Stated task =
Below are some records. Quote exactly the lines from the one that contains "Read this page and output its text content." through the last, both included, and leave out the pictures.

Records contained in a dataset
■ ■ ■ ■
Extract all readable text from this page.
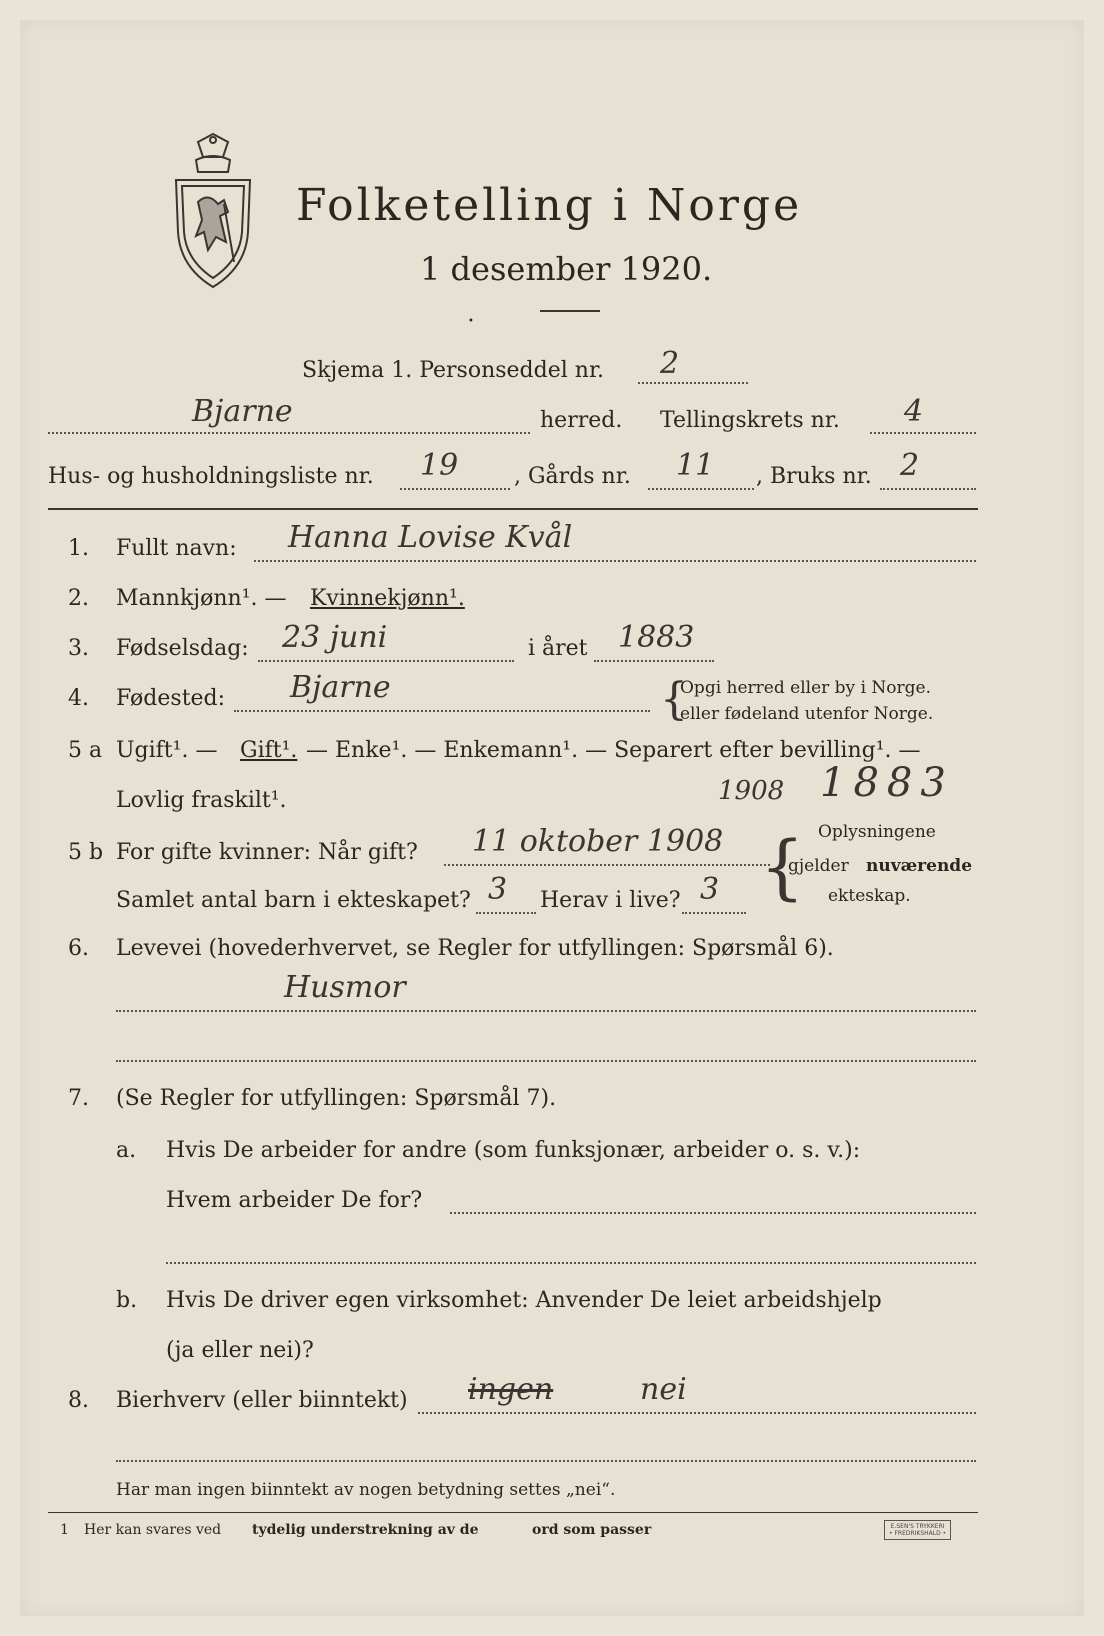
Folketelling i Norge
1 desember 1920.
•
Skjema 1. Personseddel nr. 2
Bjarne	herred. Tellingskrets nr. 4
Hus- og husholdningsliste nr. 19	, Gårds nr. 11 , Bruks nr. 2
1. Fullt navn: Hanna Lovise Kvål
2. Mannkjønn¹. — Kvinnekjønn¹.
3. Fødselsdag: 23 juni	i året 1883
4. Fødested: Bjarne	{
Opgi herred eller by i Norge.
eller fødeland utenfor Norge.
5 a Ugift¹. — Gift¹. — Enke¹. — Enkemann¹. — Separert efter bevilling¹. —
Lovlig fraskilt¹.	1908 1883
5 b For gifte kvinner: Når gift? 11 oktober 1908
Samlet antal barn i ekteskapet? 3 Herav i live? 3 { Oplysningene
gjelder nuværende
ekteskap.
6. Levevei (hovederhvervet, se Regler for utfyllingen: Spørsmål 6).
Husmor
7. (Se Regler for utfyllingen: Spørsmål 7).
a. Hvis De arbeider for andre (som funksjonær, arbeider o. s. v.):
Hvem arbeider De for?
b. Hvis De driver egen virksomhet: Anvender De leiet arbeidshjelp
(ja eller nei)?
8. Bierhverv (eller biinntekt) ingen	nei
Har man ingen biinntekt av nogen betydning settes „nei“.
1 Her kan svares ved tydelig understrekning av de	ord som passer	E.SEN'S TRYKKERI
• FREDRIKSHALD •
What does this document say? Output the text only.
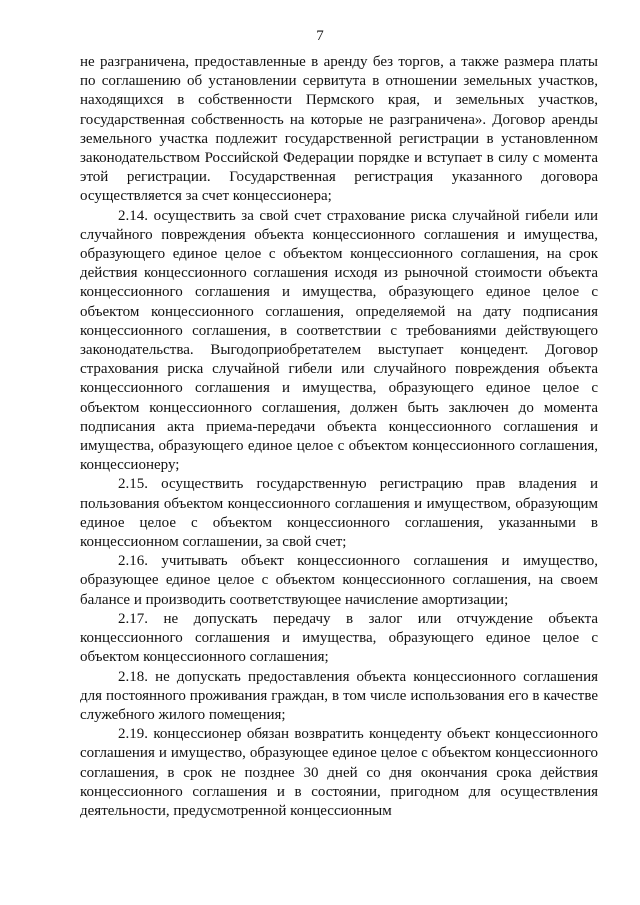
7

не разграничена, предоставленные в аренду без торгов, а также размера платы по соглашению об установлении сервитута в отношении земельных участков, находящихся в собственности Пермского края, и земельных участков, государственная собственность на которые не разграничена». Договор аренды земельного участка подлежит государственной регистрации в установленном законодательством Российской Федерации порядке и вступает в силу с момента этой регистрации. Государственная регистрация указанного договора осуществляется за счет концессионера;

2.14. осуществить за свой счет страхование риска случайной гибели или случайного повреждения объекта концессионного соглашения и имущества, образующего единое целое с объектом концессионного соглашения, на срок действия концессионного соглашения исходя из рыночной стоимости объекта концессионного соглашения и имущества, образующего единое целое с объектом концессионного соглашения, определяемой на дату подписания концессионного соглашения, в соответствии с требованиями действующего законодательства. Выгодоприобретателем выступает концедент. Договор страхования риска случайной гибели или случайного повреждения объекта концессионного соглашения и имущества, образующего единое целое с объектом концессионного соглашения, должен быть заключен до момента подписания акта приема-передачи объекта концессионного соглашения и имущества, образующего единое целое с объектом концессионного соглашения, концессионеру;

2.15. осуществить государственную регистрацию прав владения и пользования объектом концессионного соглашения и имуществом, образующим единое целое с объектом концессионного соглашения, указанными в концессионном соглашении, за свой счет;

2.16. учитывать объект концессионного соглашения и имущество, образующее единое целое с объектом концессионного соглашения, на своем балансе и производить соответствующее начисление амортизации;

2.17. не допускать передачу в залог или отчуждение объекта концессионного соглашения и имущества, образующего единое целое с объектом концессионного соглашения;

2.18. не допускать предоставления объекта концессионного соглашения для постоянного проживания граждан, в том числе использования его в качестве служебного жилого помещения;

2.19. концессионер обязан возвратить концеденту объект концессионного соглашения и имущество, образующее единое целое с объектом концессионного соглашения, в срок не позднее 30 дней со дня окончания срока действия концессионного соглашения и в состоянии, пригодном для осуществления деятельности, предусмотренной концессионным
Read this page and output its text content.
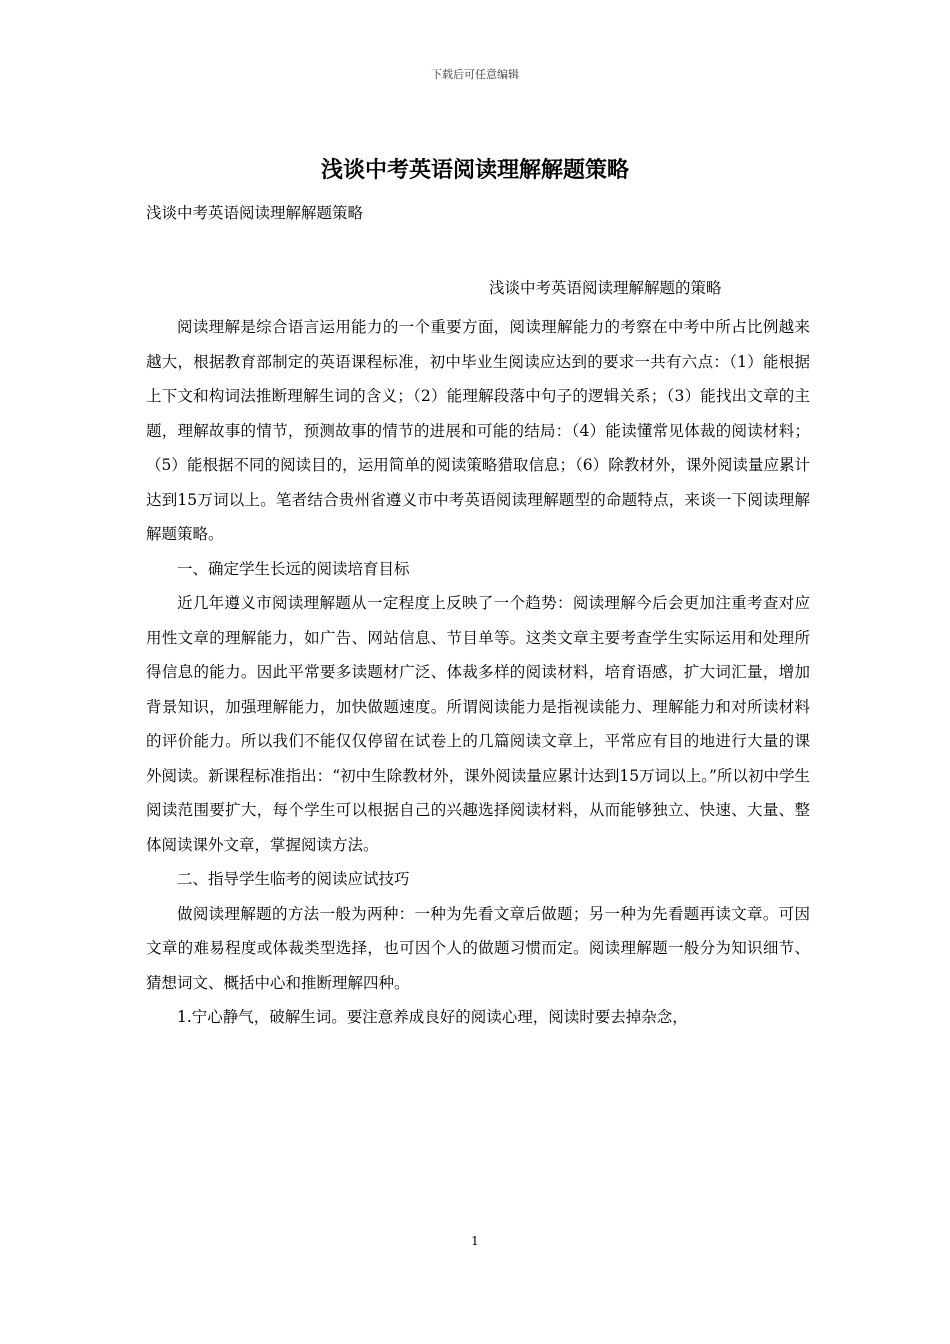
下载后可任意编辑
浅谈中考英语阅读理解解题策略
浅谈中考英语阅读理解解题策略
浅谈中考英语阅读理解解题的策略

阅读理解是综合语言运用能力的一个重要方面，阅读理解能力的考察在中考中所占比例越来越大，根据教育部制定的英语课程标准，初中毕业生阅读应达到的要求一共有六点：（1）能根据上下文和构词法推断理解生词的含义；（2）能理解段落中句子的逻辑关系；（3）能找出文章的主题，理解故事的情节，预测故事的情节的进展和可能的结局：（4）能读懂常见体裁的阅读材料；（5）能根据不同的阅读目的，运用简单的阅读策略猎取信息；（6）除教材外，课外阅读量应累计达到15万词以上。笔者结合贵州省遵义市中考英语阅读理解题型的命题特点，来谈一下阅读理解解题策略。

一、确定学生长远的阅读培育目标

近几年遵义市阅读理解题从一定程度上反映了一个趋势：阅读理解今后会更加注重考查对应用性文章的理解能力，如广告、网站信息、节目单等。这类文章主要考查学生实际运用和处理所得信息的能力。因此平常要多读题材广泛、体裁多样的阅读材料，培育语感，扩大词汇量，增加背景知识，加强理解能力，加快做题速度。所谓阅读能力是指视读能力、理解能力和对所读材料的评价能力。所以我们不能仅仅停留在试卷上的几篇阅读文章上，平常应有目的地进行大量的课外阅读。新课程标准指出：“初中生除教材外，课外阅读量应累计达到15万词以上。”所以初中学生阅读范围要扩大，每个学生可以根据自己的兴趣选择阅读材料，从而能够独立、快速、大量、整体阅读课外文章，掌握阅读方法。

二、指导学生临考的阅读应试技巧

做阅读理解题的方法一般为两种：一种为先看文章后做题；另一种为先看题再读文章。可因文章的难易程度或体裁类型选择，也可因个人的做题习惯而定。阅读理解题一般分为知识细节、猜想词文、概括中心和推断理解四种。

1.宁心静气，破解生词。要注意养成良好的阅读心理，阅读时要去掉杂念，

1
■ ■ ■ ■
Reply to the exercise =
Read this page and output its text content.
下载后可任意编辑
浅谈中考英语阅读理解解题策略
浅谈中考英语阅读理解解题策略
浅谈中考英语阅读理解解题的策略

阅读理解是综合语言运用能力的一个重要方面，阅读理解能力的考察在中考中所占比例越来越大，根据教育部制定的英语课程标准，初中毕业生阅读应达到的要求一共有六点：（1）能根据上下文和构词法推断理解生词的含义；（2）能理解段落中句子的逻辑关系；（3）能找出文章的主题，理解故事的情节，预测故事的情节的进展和可能的结局：（4）能读懂常见体裁的阅读材料；（5）能根据不同的阅读目的，运用简单的阅读策略猎取信息；（6）除教材外，课外阅读量应累计达到15万词以上。笔者结合贵州省遵义市中考英语阅读理解题型的命题特点，来谈一下阅读理解解题策略。

一、确定学生长远的阅读培育目标

近几年遵义市阅读理解题从一定程度上反映了一个趋势：阅读理解今后会更加注重考查对应用性文章的理解能力，如广告、网站信息、节目单等。这类文章主要考查学生实际运用和处理所得信息的能力。因此平常要多读题材广泛、体裁多样的阅读材料，培育语感，扩大词汇量，增加背景知识，加强理解能力，加快做题速度。所谓阅读能力是指视读能力、理解能力和对所读材料的评价能力。所以我们不能仅仅停留在试卷上的几篇阅读文章上，平常应有目的地进行大量的课外阅读。新课程标准指出：“初中生除教材外，课外阅读量应累计达到15万词以上。”所以初中学生阅读范围要扩大，每个学生可以根据自己的兴趣选择阅读材料，从而能够独立、快速、大量、整体阅读课外文章，掌握阅读方法。

二、指导学生临考的阅读应试技巧

做阅读理解题的方法一般为两种：一种为先看文章后做题；另一种为先看题再读文章。可因文章的难易程度或体裁类型选择，也可因个人的做题习惯而定。阅读理解题一般分为知识细节、猜想词文、概括中心和推断理解四种。

1.宁心静气，破解生词。要注意养成良好的阅读心理，阅读时要去掉杂念，

1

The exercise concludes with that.